■ Items
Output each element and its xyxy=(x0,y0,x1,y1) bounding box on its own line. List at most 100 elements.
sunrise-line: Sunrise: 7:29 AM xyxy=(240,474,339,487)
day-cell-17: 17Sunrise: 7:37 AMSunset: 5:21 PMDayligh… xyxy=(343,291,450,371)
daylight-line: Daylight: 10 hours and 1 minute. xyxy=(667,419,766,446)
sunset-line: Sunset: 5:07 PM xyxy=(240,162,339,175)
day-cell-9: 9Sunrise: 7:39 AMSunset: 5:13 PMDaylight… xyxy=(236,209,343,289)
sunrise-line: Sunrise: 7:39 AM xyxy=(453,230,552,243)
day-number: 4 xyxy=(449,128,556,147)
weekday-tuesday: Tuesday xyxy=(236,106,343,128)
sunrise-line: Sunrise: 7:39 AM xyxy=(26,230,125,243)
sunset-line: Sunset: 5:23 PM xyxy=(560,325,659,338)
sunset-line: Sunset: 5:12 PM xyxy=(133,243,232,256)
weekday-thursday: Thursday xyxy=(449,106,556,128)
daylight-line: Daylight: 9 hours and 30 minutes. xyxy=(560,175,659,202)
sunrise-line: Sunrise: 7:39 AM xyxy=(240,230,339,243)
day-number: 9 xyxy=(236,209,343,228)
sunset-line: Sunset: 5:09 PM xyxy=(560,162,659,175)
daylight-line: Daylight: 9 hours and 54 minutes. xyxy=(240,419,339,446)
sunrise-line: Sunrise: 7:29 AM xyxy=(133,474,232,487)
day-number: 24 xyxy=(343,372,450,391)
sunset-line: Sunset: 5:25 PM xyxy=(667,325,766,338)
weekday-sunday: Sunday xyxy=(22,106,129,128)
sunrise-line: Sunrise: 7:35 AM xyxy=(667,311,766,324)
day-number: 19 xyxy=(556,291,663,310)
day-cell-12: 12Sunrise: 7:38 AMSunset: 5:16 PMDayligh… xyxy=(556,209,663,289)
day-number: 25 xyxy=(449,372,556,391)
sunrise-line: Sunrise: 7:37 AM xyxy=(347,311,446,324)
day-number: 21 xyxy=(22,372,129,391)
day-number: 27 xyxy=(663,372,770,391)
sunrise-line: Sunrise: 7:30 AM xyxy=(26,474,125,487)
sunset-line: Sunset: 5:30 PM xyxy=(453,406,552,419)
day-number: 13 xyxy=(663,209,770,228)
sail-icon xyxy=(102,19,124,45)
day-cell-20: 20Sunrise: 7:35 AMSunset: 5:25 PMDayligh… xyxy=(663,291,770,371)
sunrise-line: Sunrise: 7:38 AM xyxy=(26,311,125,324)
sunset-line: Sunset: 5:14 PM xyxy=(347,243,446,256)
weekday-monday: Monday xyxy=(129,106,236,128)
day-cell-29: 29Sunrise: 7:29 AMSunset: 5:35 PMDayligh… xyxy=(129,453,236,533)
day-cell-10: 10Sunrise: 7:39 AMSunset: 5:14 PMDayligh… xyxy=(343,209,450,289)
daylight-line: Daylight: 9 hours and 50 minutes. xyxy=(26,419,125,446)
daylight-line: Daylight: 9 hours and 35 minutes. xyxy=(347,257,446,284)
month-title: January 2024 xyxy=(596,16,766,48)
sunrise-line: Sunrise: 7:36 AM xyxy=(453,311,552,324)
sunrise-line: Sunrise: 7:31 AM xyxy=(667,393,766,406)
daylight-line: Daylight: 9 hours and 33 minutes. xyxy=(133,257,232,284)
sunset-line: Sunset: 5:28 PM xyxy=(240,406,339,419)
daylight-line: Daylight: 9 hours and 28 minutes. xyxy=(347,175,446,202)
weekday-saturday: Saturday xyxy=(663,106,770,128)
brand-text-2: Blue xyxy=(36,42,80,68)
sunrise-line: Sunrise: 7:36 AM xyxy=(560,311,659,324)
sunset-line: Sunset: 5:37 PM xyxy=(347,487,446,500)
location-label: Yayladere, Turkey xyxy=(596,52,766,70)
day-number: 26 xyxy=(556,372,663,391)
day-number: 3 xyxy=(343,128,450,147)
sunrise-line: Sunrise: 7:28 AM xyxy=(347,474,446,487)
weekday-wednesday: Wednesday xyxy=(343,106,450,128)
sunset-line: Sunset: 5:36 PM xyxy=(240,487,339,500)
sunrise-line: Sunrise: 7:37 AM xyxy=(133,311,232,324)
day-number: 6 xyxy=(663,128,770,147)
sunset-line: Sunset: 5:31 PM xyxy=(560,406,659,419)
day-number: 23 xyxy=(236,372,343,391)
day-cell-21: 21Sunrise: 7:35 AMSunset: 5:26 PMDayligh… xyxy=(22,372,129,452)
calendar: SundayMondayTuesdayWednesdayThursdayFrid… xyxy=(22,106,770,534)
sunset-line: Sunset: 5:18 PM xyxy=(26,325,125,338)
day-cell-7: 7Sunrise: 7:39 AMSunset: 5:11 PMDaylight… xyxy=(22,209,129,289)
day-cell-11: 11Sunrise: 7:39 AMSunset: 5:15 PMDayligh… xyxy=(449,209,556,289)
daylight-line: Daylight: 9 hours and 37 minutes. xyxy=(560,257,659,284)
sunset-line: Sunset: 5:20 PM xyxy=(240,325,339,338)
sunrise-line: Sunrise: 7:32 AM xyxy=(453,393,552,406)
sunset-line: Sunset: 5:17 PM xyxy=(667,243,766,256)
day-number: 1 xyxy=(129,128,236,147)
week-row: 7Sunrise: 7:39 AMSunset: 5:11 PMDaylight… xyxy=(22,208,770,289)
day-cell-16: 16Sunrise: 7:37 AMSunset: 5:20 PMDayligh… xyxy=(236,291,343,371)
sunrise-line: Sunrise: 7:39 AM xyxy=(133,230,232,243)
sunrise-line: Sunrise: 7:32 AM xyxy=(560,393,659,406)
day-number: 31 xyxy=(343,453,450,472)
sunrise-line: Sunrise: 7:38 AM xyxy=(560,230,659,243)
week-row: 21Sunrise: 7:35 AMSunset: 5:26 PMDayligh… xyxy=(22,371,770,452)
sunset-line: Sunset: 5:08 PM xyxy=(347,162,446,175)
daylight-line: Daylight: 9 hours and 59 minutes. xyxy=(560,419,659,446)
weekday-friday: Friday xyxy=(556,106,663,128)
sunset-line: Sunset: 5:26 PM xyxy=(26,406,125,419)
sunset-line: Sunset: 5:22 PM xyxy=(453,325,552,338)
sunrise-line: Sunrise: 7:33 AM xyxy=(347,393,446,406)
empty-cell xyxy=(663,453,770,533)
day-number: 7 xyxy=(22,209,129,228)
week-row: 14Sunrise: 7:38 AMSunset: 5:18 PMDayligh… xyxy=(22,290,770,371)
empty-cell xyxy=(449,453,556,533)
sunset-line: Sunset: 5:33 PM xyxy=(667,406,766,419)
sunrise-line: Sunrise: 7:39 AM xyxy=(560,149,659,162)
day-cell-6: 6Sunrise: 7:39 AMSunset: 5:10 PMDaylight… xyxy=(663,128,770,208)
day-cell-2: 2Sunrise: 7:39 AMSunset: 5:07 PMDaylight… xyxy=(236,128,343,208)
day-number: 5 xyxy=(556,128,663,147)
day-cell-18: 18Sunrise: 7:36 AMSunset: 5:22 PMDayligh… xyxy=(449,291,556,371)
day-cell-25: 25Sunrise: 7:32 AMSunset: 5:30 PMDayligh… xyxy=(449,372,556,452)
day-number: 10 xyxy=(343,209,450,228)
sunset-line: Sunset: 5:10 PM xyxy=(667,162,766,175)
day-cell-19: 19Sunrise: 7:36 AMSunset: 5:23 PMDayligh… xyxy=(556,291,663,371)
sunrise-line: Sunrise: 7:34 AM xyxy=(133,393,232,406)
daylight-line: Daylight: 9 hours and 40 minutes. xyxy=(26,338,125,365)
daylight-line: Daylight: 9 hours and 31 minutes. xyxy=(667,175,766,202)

■ Stated problem
Copy the records word for word, from the very start through the line that contains "day-cell-29: 29Sunrise: 7:29".

■ Written solution
Output each element and its xyxy=(x0,y0,x1,y1) bounding box on its own line. List at most 100 elements.
sunrise-line: Sunrise: 7:29 AM xyxy=(240,474,339,487)
day-cell-17: 17Sunrise: 7:37 AMSunset: 5:21 PMDayligh… xyxy=(343,291,450,371)
daylight-line: Daylight: 10 hours and 1 minute. xyxy=(667,419,766,446)
sunset-line: Sunset: 5:07 PM xyxy=(240,162,339,175)
day-cell-9: 9Sunrise: 7:39 AMSunset: 5:13 PMDaylight… xyxy=(236,209,343,289)
sunrise-line: Sunrise: 7:39 AM xyxy=(453,230,552,243)
day-number: 4 xyxy=(449,128,556,147)
weekday-tuesday: Tuesday xyxy=(236,106,343,128)
sunrise-line: Sunrise: 7:39 AM xyxy=(26,230,125,243)
sunset-line: Sunset: 5:23 PM xyxy=(560,325,659,338)
sunset-line: Sunset: 5:12 PM xyxy=(133,243,232,256)
weekday-thursday: Thursday xyxy=(449,106,556,128)
daylight-line: Daylight: 9 hours and 30 minutes. xyxy=(560,175,659,202)
sunrise-line: Sunrise: 7:39 AM xyxy=(240,230,339,243)
day-number: 9 xyxy=(236,209,343,228)
sunset-line: Sunset: 5:09 PM xyxy=(560,162,659,175)
daylight-line: Daylight: 9 hours and 54 minutes. xyxy=(240,419,339,446)
sunrise-line: Sunrise: 7:29 AM xyxy=(133,474,232,487)
day-number: 24 xyxy=(343,372,450,391)
sunset-line: Sunset: 5:25 PM xyxy=(667,325,766,338)
weekday-sunday: Sunday xyxy=(22,106,129,128)
sunrise-line: Sunrise: 7:35 AM xyxy=(667,311,766,324)
day-number: 19 xyxy=(556,291,663,310)
day-cell-12: 12Sunrise: 7:38 AMSunset: 5:16 PMDayligh… xyxy=(556,209,663,289)
day-number: 25 xyxy=(449,372,556,391)
sunrise-line: Sunrise: 7:37 AM xyxy=(347,311,446,324)
day-number: 21 xyxy=(22,372,129,391)
day-number: 27 xyxy=(663,372,770,391)
sunrise-line: Sunrise: 7:30 AM xyxy=(26,474,125,487)
sunset-line: Sunset: 5:30 PM xyxy=(453,406,552,419)
day-number: 13 xyxy=(663,209,770,228)
sail-icon xyxy=(102,19,124,45)
day-cell-20: 20Sunrise: 7:35 AMSunset: 5:25 PMDayligh… xyxy=(663,291,770,371)
sunrise-line: Sunrise: 7:38 AM xyxy=(26,311,125,324)
sunset-line: Sunset: 5:14 PM xyxy=(347,243,446,256)
weekday-monday: Monday xyxy=(129,106,236,128)
day-cell-29: 29Sunrise: 7:29 AMSunset: 5:35 PMDayligh… xyxy=(129,453,236,533)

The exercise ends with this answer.